-- GIVEN REQUEST A --
Repeat the passage of the interview on partner-led growth that runs from "Rajat Kohli: But" to "last seven years?".
-- GIVEN REQUEST B --
Carry on the interview on partner-led growth past its final sentence.

-- EXCERPT TO READ --

<<<<

Rajat Kohli: But if you look at 2019 and today, there’s significant transformation, the evolution. And let’s agree that it’s a partner led transformation. That the partner, the ecosystem, and the channel played a very important role. How do you see that journey over the last seven years?

Pallab Deb: That’s a great point, Rajat. So, remember what I just said 30 seconds ago, we were super subscale in terms of market presence back in 2019. So, Thomas, Kevin, and the leadership team took a very smart decision and they’ve stuck to it till date, which is that, look, if I have to catch up with the other two, there’s no way we are going to do it alone. We’ve got the tech, it’s a great tech. We don’t have to tell customers about how we innovate, everybody gets it. But the point is you need people to carry that message around, and it takes too long for us to build a sales team and get to the size of our competition. So, we decided back in that January that we are going to be a partner first company.

What that means is, we have not built a professional services organization of any size and scale, even to this day. So today we are a USD 60 billion company. The number of people that we have in our professional services side of the house, produces less than 1% of our revenue. It’s really, really subscale. It’s really built out to help deploy our early-stage products, help our partners get better at deploying, but it’s not meant to deliver projects at scale for customers.

>>>>

-- RAW DATA --

<<<<

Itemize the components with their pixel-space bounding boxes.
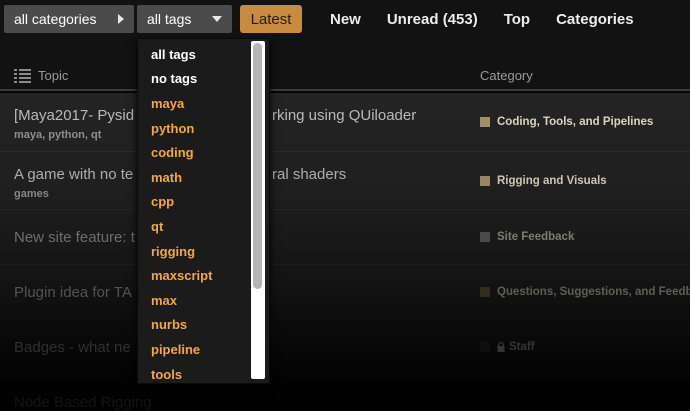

>>>>

-- EXERCISE RESPONSE A --
Rajat Kohli: But if you look at 2019 and today, there’s significant transformation, the evolution. And let’s agree that it’s a partner led transformation. That the partner, the ecosystem, and the channel played a very important role. How do you see that journey over the last seven years?

-- EXERCISE RESPONSE B --
What it means is, that USD 60 billion of revenue is being deployed by partners or by customers, granted, a big part of that is where the customer is a digital native. Let’s say Uber, let’s say, snap or somebody like that, who’s born in the cloud, has really deep engineering capabilities built, born in Silicon Valley, they probably don’t need a partner. But every other dollar has been deployed by a partner or a customer. So, that conscious decision of not building a professional services organization, of being very open to all types of partners at every layer of the stack. And I’ll explain that in a bit. For example, we have a data stack, but we also have Snowflake and Databricks that run on our stack and we have clear principles of cooperation. So, we compete, at the same time, we collaborate. The coopetition. And that’s real. And how do you make it real? Our comp structures. Allow a Google seller to be equally comped, whether they’re selling a first party or a 3 P. We allow customers to decrement their commit, equally, effectively, whether they’re buying a first party or a third party. So, you get the nuance right. It’s all about openness at every layer of the stack. At every function of our engagement with the customer, which kind of brings the partner first thing to life, which is why today I think we have a really strong partnered ecosystem. I think in quite a few of these SIs, Google Cloud was their fastest billion-dollar practice. And in some of them, they’re actually 2 billion or so.

But it happened because there was intentional engagement, and a muscle that was built that inherently taught, no matter when you join Google, that, hey, we are a partner first company, you work with partners, you don’t try to do it all yourselves.

Rajat Kohli: So, all these are very beautiful numbers. A billion-dollar practice. The 10x growth, from a 6 billion and like a partner led motion. I’m sure in this journey there are many friction points, like how we reached to this number or reached that maturity from a partner led business. What was the friction points and how Google Cloud solved those friction?

Pallab Deb: The friction emanates every day because the business is not as static as you can imagine. The technology is changing, customer buying patterns are changing. So, if you go back to the early days of our foray into the marketplace, because we said we are not going to be, we calculated, we are not going to be able to build a services team or a sales team, as quickly as needed, we had a very resell oriented model. It was rewarding then for partners to go and resell Google Cloud. That means their feet were on the ground selling Google, and that’s exactly what we wanted. But at some point of time, you realize, resell is not the best way to go once you have achieved scale, because this is a very complex buying process.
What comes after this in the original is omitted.